▶ **WHAT YOU NEED TO DO**
Write out the data below exactly as given, without any of its pictures.

── SUPPLIED DATA ──

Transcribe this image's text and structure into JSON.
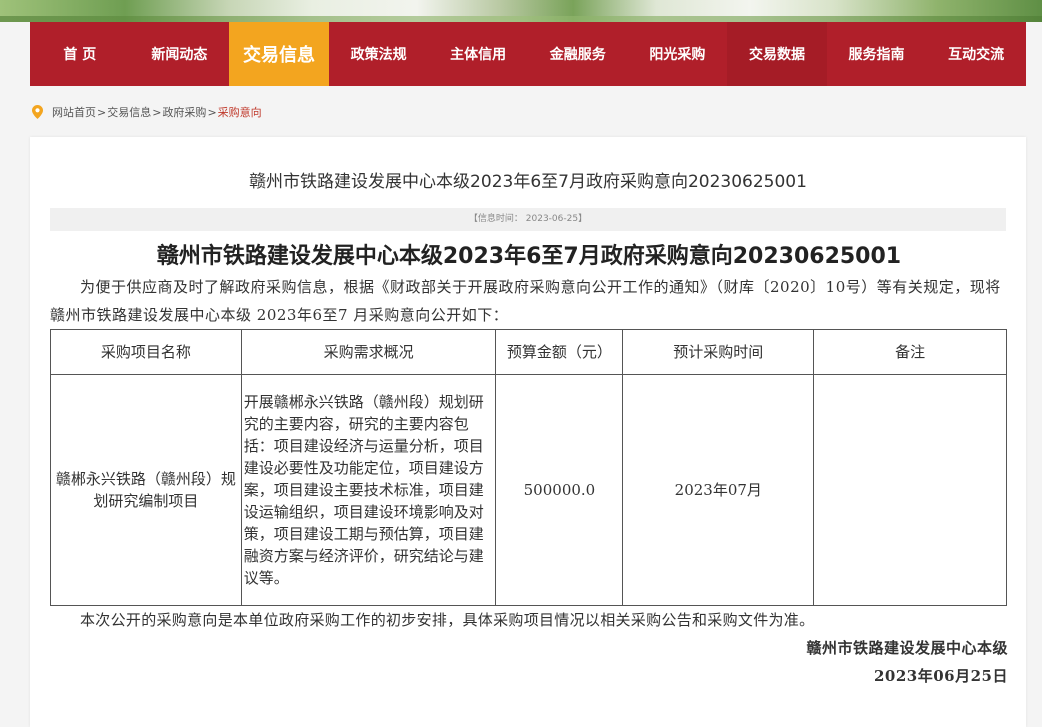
{
  "nav": {
    "items": [
      "首 页",
      "新闻动态",
      "交易信息",
      "政策法规",
      "主体信用",
      "金融服务",
      "阳光采购",
      "交易数据",
      "服务指南",
      "互动交流"
    ],
    "active_index": 2,
    "colors": {
      "bar": "#b01f2a",
      "active": "#f3a51f"
    }
  },
  "breadcrumb": {
    "icon": "location-pin-icon",
    "items": [
      "网站首页",
      "交易信息",
      "政府采购",
      "采购意向"
    ],
    "separator": ">"
  },
  "article": {
    "title": "赣州市铁路建设发展中心本级2023年6至7月政府采购意向20230625001",
    "info": "【信息时间： 2023-06-25】",
    "heading": "赣州市铁路建设发展中心本级2023年6至7月政府采购意向20230625001",
    "intro": "为便于供应商及时了解政府采购信息，根据《财政部关于开展政府采购意向公开工作的通知》（财库〔2020〕10号）等有关规定，现将 赣州市铁路建设发展中心本级 2023年6至7 月采购意向公开如下：",
    "table": {
      "headers": [
        "采购项目名称",
        "采购需求概况",
        "预算金额（元）",
        "预计采购时间",
        "备注"
      ],
      "rows": [
        {
          "name": "赣郴永兴铁路（赣州段）规划研究编制项目",
          "requirement": "开展赣郴永兴铁路（赣州段）规划研究的主要内容，研究的主要内容包括：项目建设经济与运量分析，项目建设必要性及功能定位，项目建设方案，项目建设主要技术标准，项目建设运输组织，项目建设环境影响及对策，项目建设工期与预估算，项目建融资方案与经济评价，研究结论与建议等。",
          "budget": "500000.0",
          "time": "2023年07月",
          "remark": ""
        }
      ]
    },
    "footer_note": "本次公开的采购意向是本单位政府采购工作的初步安排，具体采购项目情况以相关采购公告和采购文件为准。",
    "signature": "赣州市铁路建设发展中心本级",
    "date": "2023年06月25日"
  }
}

───

▶ **RESULT**
Transcribe this image's text and structure into JSON.
{
  "nav": {
    "items": [
      "首 页",
      "新闻动态",
      "交易信息",
      "政策法规",
      "主体信用",
      "金融服务",
      "阳光采购",
      "交易数据",
      "服务指南",
      "互动交流"
    ],
    "active_index": 2,
    "colors": {
      "bar": "#b01f2a",
      "active": "#f3a51f"
    }
  },
  "breadcrumb": {
    "icon": "location-pin-icon",
    "items": [
      "网站首页",
      "交易信息",
      "政府采购",
      "采购意向"
    ],
    "separator": ">"
  },
  "article": {
    "title": "赣州市铁路建设发展中心本级2023年6至7月政府采购意向20230625001",
    "info": "【信息时间： 2023-06-25】",
    "heading": "赣州市铁路建设发展中心本级2023年6至7月政府采购意向20230625001",
    "intro": "为便于供应商及时了解政府采购信息，根据《财政部关于开展政府采购意向公开工作的通知》（财库〔2020〕10号）等有关规定，现将 赣州市铁路建设发展中心本级 2023年6至7 月采购意向公开如下：",
    "table": {
      "headers": [
        "采购项目名称",
        "采购需求概况",
        "预算金额（元）",
        "预计采购时间",
        "备注"
      ],
      "rows": [
        {
          "name": "赣郴永兴铁路（赣州段）规划研究编制项目",
          "requirement": "开展赣郴永兴铁路（赣州段）规划研究的主要内容，研究的主要内容包括：项目建设经济与运量分析，项目建设必要性及功能定位，项目建设方案，项目建设主要技术标准，项目建设运输组织，项目建设环境影响及对策，项目建设工期与预估算，项目建融资方案与经济评价，研究结论与建议等。",
          "budget": "500000.0",
          "time": "2023年07月",
          "remark": ""
        }
      ]
    },
    "footer_note": "本次公开的采购意向是本单位政府采购工作的初步安排，具体采购项目情况以相关采购公告和采购文件为准。",
    "signature": "赣州市铁路建设发展中心本级",
    "date": "2023年06月25日"
  }
}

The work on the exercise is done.